** BEGIN EXTRACTED DATA **
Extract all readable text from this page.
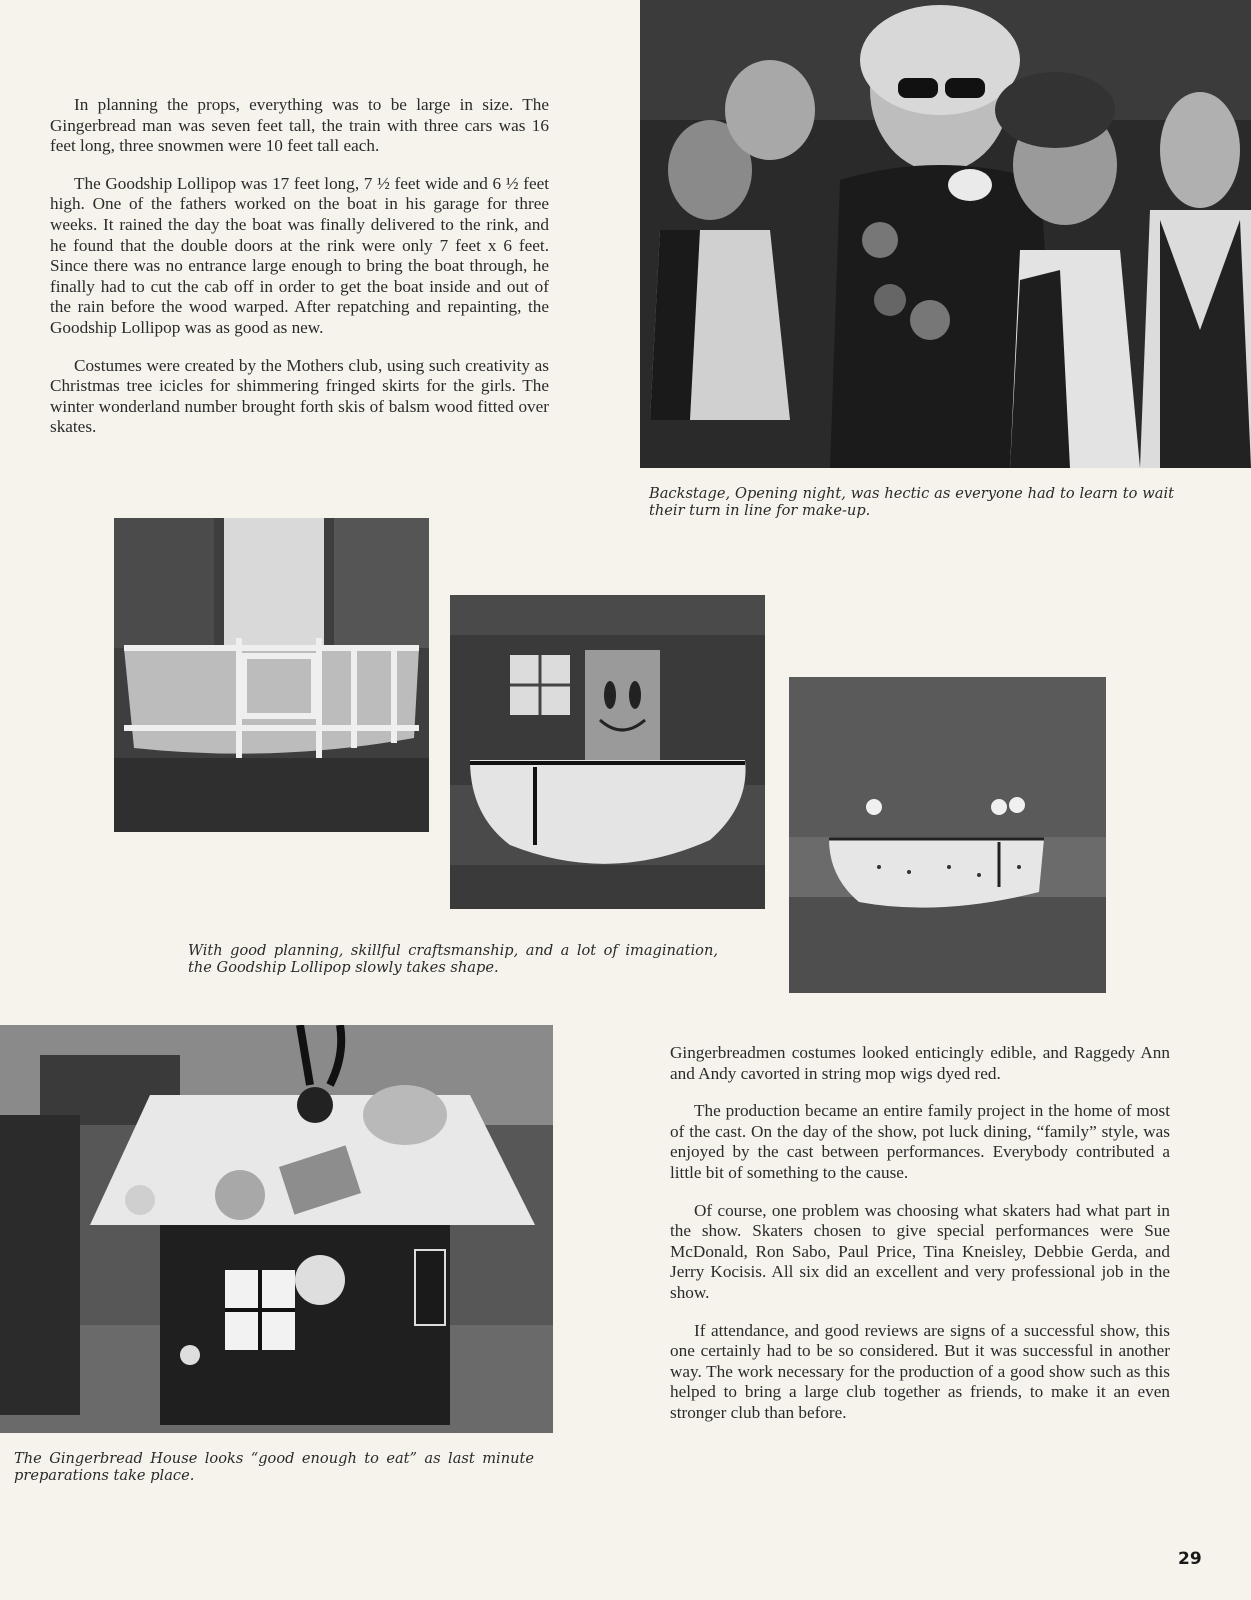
In planning the props, everything was to be large in size. The Gingerbread man was seven feet tall, the train with three cars was 16 feet long, three snowmen were 10 feet tall each.

The Goodship Lollipop was 17 feet long, 7 ½ feet wide and 6 ½ feet high. One of the fathers worked on the boat in his garage for three weeks. It rained the day the boat was finally delivered to the rink, and he found that the double doors at the rink were only 7 feet x 6 feet. Since there was no entrance large enough to bring the boat through, he finally had to cut the cab off in order to get the boat inside and out of the rain before the wood warped. After repatching and repainting, the Goodship Lollipop was as good as new.

Costumes were created by the Mothers club, using such creativity as Christmas tree icicles for shimmering fringed skirts for the girls. The winter wonderland number brought forth skis of balsm wood fitted over skates.

Backstage, Opening night, was hectic as everyone had to learn to wait their turn in line for make-up.
With good planning, skillful craftsmanship, and a lot of imagination, the Goodship Lollipop slowly takes shape.
The Gingerbread House looks “good enough to eat” as last minute preparations take place.

Gingerbreadmen costumes looked enticingly edible, and Raggedy Ann and Andy cavorted in string mop wigs dyed red.

The production became an entire family project in the home of most of the cast. On the day of the show, pot luck dining, “family” style, was enjoyed by the cast between performances. Everybody contributed a little bit of something to the cause.

Of course, one problem was choosing what skaters had what part in the show. Skaters chosen to give special performances were Sue McDonald, Ron Sabo, Paul Price, Tina Kneisley, Debbie Gerda, and Jerry Kocisis. All six did an excellent and very professional job in the show.

If attendance, and good reviews are signs of a successful show, this one certainly had to be so considered. But it was successful in another way. The work necessary for the production of a good show such as this helped to bring a large club together as friends, to make it an even stronger club than before.

29
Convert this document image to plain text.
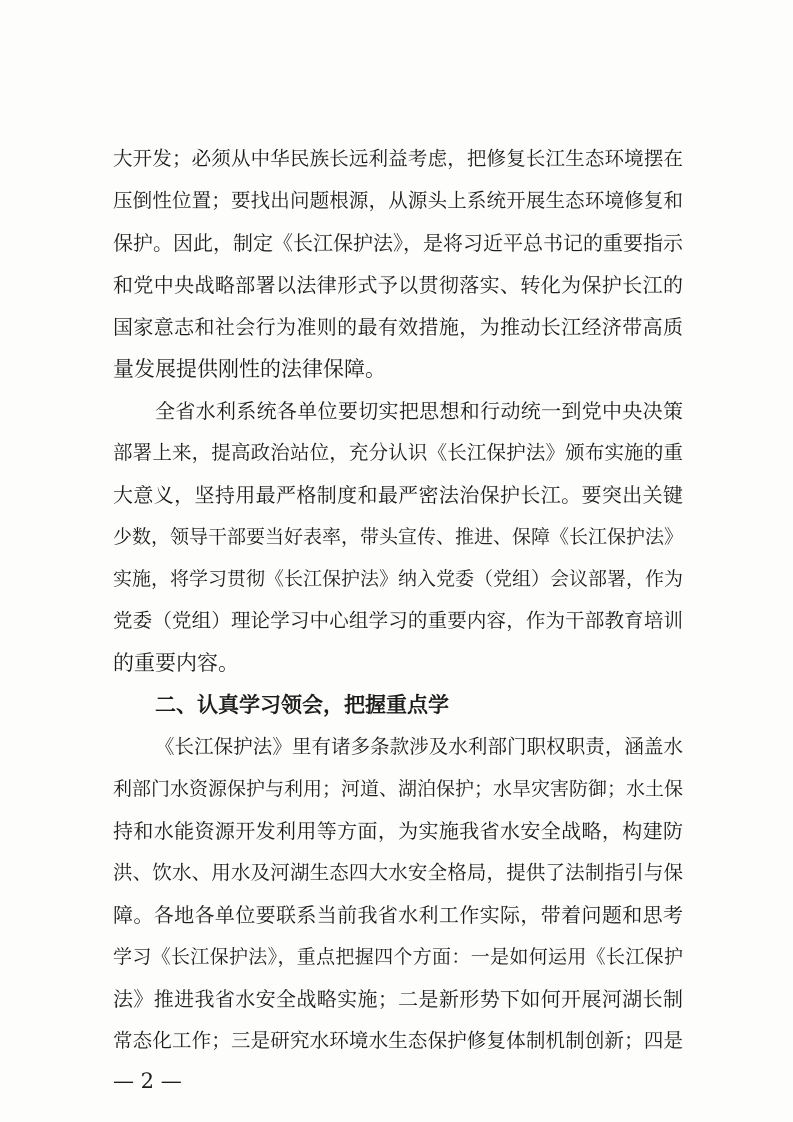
大开发；必须从中华民族长远利益考虑，把修复长江生态环境摆在
压倒性位置；要找出问题根源，从源头上系统开展生态环境修复和
保护。因此，制定《长江保护法》，是将习近平总书记的重要指示
和党中央战略部署以法律形式予以贯彻落实、转化为保护长江的
国家意志和社会行为准则的最有效措施，为推动长江经济带高质
量发展提供刚性的法律保障。
全省水利系统各单位要切实把思想和行动统一到党中央决策
部署上来，提高政治站位，充分认识《长江保护法》颁布实施的重
大意义，坚持用最严格制度和最严密法治保护长江。要突出关键
少数，领导干部要当好表率，带头宣传、推进、保障《长江保护法》
实施，将学习贯彻《长江保护法》纳入党委（党组）会议部署，作为
党委（党组）理论学习中心组学习的重要内容，作为干部教育培训
的重要内容。
二、认真学习领会，把握重点学
《长江保护法》里有诸多条款涉及水利部门职权职责，涵盖水
利部门水资源保护与利用；河道、湖泊保护；水旱灾害防御；水土保
持和水能资源开发利用等方面，为实施我省水安全战略，构建防
洪、饮水、用水及河湖生态四大水安全格局，提供了法制指引与保
障。各地各单位要联系当前我省水利工作实际，带着问题和思考
学习《长江保护法》，重点把握四个方面：一是如何运用《长江保护
法》推进我省水安全战略实施；二是新形势下如何开展河湖长制
常态化工作；三是研究水环境水生态保护修复体制机制创新；四是
— 2 —
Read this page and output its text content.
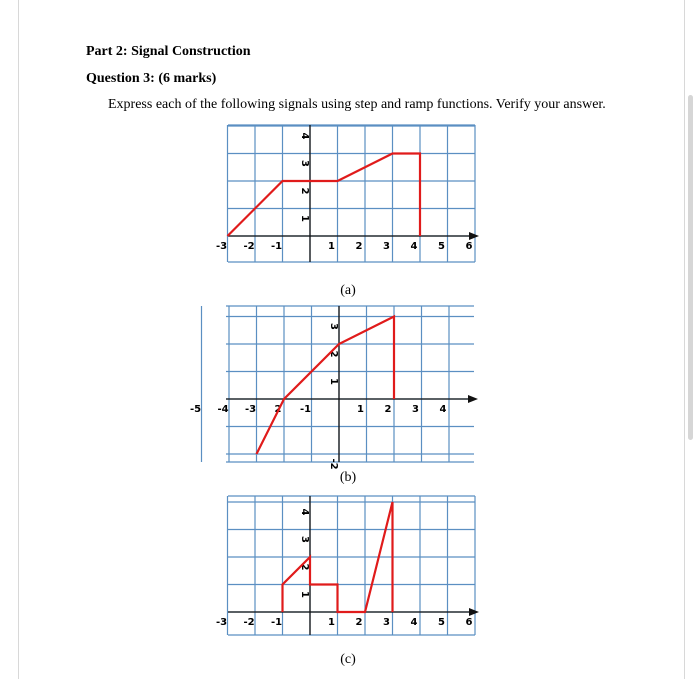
Part 2: Signal Construction
Question 3: (6 marks)
Express each of the following signals using step and ramp functions. Verify your answer.
-3 -2 -1	1 2 3 4 5 6
1
2
3
4
-5 -4 -3 2 -1	1 2 3 4
-2
1
2
3
-3 -2 -1	1 2 3 4 5 6
1
2
3
4
(a)
(b)
(c)
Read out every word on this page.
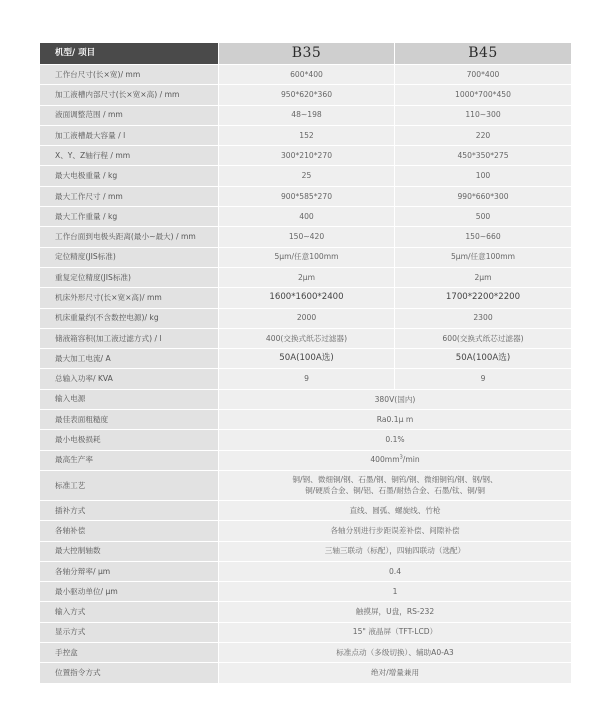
机型/ 项目	B35	B45
工作台尺寸(长×宽)/ mm	600*400	700*400
加工液槽内部尺寸(长×宽×高) / mm	950*620*360	1000*700*450
液面调整范围 / mm	48~198	110~300
加工液槽最大容量 / l	152	220
X、Y、Z轴行程 / mm	300*210*270	450*350*275
最大电极重量 / kg	25	100
最大工作尺寸 / mm	900*585*270	990*660*300
最大工作重量 / kg	400	500
工作台面到电极头距离(最小~最大) / mm	150~420	150~660
定位精度(JIS标准)	5μm/任意100mm	5μm/任意100mm
重复定位精度(JIS标准)	2μm	2μm
机床外形尺寸(长×宽×高)/ mm	1600*1600*2400	1700*2200*2200
机床重量约(不含数控电源)/ kg	2000	2300
储液箱容积(加工液过滤方式) / l	400(交换式纸芯过滤器)	600(交换式纸芯过滤器)
最大加工电流/ A	50A(100A选)	50A(100A选)
总输入功率/ KVA	9	9
输入电源	380V(国内)	
最佳表面粗糙度	Ra0.1μ m	
最小电极损耗	0.1%	
最高生产率	$400mm^3/\min$	
标准工艺	铜/钢、微细铜/钢、石墨/钢、铜钨/钢、微细铜钨/钢、钢/钢、
铜/硬质合金、铜/铝、石墨/耐热合金、石墨/钛、铜/铜	

插补方式	直线、圆弧、螺旋线、竹枪	
各轴补偿	各轴分别进行步距误差补偿、间隙补偿	
最大控制轴数	三轴三联动（标配），四轴四联动（选配）	
各轴分辩率/ μm	0.4	
最小驱动单位/ μm	1	
输入方式	触摸屏，U盘，RS-232	
显示方式	15" 液晶屏（TFT-LCD）	
手控盒	标准点动（多级切换）、辅助A0-A3	
位置指令方式	绝对/增量兼用	
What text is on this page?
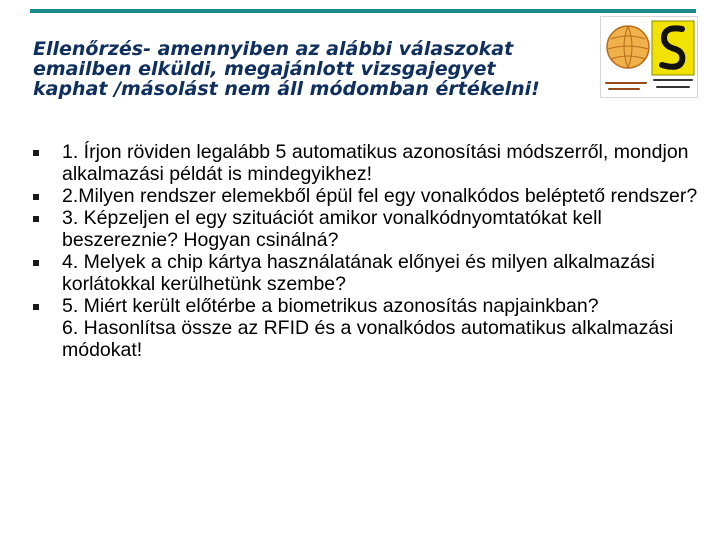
Ellenőrzés- amennyiben az alábbi válaszokat emailben elküldi, megajánlott vizsgajegyet kaphat /másolást nem áll módomban értékelni!
1. Írjon röviden legalább 5 automatikus azonosítási módszerről, mondjon alkalmazási példát is mindegyikhez!
2.Milyen rendszer elemekből épül fel egy vonalkódos beléptető rendszer?
3. Képzeljen el egy szituációt amikor vonalkódnyomtatókat kell beszereznie? Hogyan csinálná?
4. Melyek a chip kártya használatának előnyei és milyen alkalmazási korlátokkal kerülhetünk szembe?
5. Miért került előtérbe a biometrikus azonosítás napjainkban?
6. Hasonlítsa össze az RFID és a vonalkódos automatikus alkalmazási módokat!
** END EXTRACTED DATA **
EXERCISE DETAILS →
Restate the whole listing above exactly, except for its images.

OUTPUT FOR THIS TASK →
Extract all readable text from this page.
In planning the props, everything was to be large in size. The Gingerbread man was seven feet tall, the train with three cars was 16 feet long, three snowmen were 10 feet tall each.

The Goodship Lollipop was 17 feet long, 7 ½ feet wide and 6 ½ feet high. One of the fathers worked on the boat in his garage for three weeks. It rained the day the boat was finally delivered to the rink, and he found that the double doors at the rink were only 7 feet x 6 feet. Since there was no entrance large enough to bring the boat through, he finally had to cut the cab off in order to get the boat inside and out of the rain before the wood warped. After repatching and repainting, the Goodship Lollipop was as good as new.

Costumes were created by the Mothers club, using such creativity as Christmas tree icicles for shimmering fringed skirts for the girls. The winter wonderland number brought forth skis of balsm wood fitted over skates.

Backstage, Opening night, was hectic as everyone had to learn to wait their turn in line for make-up.
With good planning, skillful craftsmanship, and a lot of imagination, the Goodship Lollipop slowly takes shape.
The Gingerbread House looks “good enough to eat” as last minute preparations take place.

Gingerbreadmen costumes looked enticingly edible, and Raggedy Ann and Andy cavorted in string mop wigs dyed red.

The production became an entire family project in the home of most of the cast. On the day of the show, pot luck dining, “family” style, was enjoyed by the cast between performances. Everybody contributed a little bit of something to the cause.

Of course, one problem was choosing what skaters had what part in the show. Skaters chosen to give special performances were Sue McDonald, Ron Sabo, Paul Price, Tina Kneisley, Debbie Gerda, and Jerry Kocisis. All six did an excellent and very professional job in the show.

If attendance, and good reviews are signs of a successful show, this one certainly had to be so considered. But it was successful in another way. The work necessary for the production of a good show such as this helped to bring a large club together as friends, to make it an even stronger club than before.

29
Convert this document image to plain text.
大开发；必须从中华民族长远利益考虑，把修复长江生态环境摆在
压倒性位置；要找出问题根源，从源头上系统开展生态环境修复和
保护。因此，制定《长江保护法》，是将习近平总书记的重要指示
和党中央战略部署以法律形式予以贯彻落实、转化为保护长江的
国家意志和社会行为准则的最有效措施，为推动长江经济带高质
量发展提供刚性的法律保障。
全省水利系统各单位要切实把思想和行动统一到党中央决策
部署上来，提高政治站位，充分认识《长江保护法》颁布实施的重
大意义，坚持用最严格制度和最严密法治保护长江。要突出关键
少数，领导干部要当好表率，带头宣传、推进、保障《长江保护法》
实施，将学习贯彻《长江保护法》纳入党委（党组）会议部署，作为
党委（党组）理论学习中心组学习的重要内容，作为干部教育培训
的重要内容。
二、认真学习领会，把握重点学
《长江保护法》里有诸多条款涉及水利部门职权职责，涵盖水
利部门水资源保护与利用；河道、湖泊保护；水旱灾害防御；水土保
持和水能资源开发利用等方面，为实施我省水安全战略，构建防
洪、饮水、用水及河湖生态四大水安全格局，提供了法制指引与保
障。各地各单位要联系当前我省水利工作实际，带着问题和思考
学习《长江保护法》，重点把握四个方面：一是如何运用《长江保护
法》推进我省水安全战略实施；二是新形势下如何开展河湖长制
常态化工作；三是研究水环境水生态保护修复体制机制创新；四是
— 2 —
Read this page and output its text content.
Part 2: Signal Construction
Question 3: (6 marks)
Express each of the following signals using step and ramp functions. Verify your answer.
-3 -2 -1	1 2 3 4 5 6
1
2
3
4
-5 -4 -3 2 -1	1 2 3 4
-2
1
2
3
-3 -2 -1	1 2 3 4 5 6
1
2
3
4
(a)
(b)
(c)
Read out every word on this page.
机型/ 项目	B35	B45
工作台尺寸(长×宽)/ mm	600*400	700*400
加工液槽内部尺寸(长×宽×高) / mm	950*620*360	1000*700*450
液面调整范围 / mm	48~198	110~300
加工液槽最大容量 / l	152	220
X、Y、Z轴行程 / mm	300*210*270	450*350*275
最大电极重量 / kg	25	100
最大工作尺寸 / mm	900*585*270	990*660*300
最大工作重量 / kg	400	500
工作台面到电极头距离(最小~最大) / mm	150~420	150~660
定位精度(JIS标准)	5μm/任意100mm	5μm/任意100mm
重复定位精度(JIS标准)	2μm	2μm
机床外形尺寸(长×宽×高)/ mm	1600*1600*2400	1700*2200*2200
机床重量约(不含数控电源)/ kg	2000	2300
储液箱容积(加工液过滤方式) / l	400(交换式纸芯过滤器)	600(交换式纸芯过滤器)
最大加工电流/ A	50A(100A选)	50A(100A选)
总输入功率/ KVA	9	9
输入电源	380V(国内)	
最佳表面粗糙度	Ra0.1μ m	
最小电极损耗	0.1%	
最高生产率	$400mm^3/\min$	
标准工艺	铜/钢、微细铜/钢、石墨/钢、铜钨/钢、微细铜钨/钢、钢/钢、
铜/硬质合金、铜/铝、石墨/耐热合金、石墨/钛、铜/铜	

插补方式	直线、圆弧、螺旋线、竹枪	
各轴补偿	各轴分别进行步距误差补偿、间隙补偿	
最大控制轴数	三轴三联动（标配），四轴四联动（选配）	
各轴分辩率/ μm	0.4	
最小驱动单位/ μm	1	
输入方式	触摸屏，U盘，RS-232	
显示方式	15" 液晶屏（TFT-LCD）	
手控盒	标准点动（多级切换）、辅助A0-A3	
位置指令方式	绝对/增量兼用	
What text is on this page?
Ellenőrzés- amennyiben az alábbi válaszokat emailben elküldi, megajánlott vizsgajegyet kaphat /másolást nem áll módomban értékelni!
1. Írjon röviden legalább 5 automatikus azonosítási módszerről, mondjon alkalmazási példát is mindegyikhez!
2.Milyen rendszer elemekből épül fel egy vonalkódos beléptető rendszer?
3. Képzeljen el egy szituációt amikor vonalkódnyomtatókat kell beszereznie? Hogyan csinálná?
4. Melyek a chip kártya használatának előnyei és milyen alkalmazási korlátokkal kerülhetünk szembe?
5. Miért került előtérbe a biometrikus azonosítás napjainkban?
6. Hasonlítsa össze az RFID és a vonalkódos automatikus alkalmazási módokat!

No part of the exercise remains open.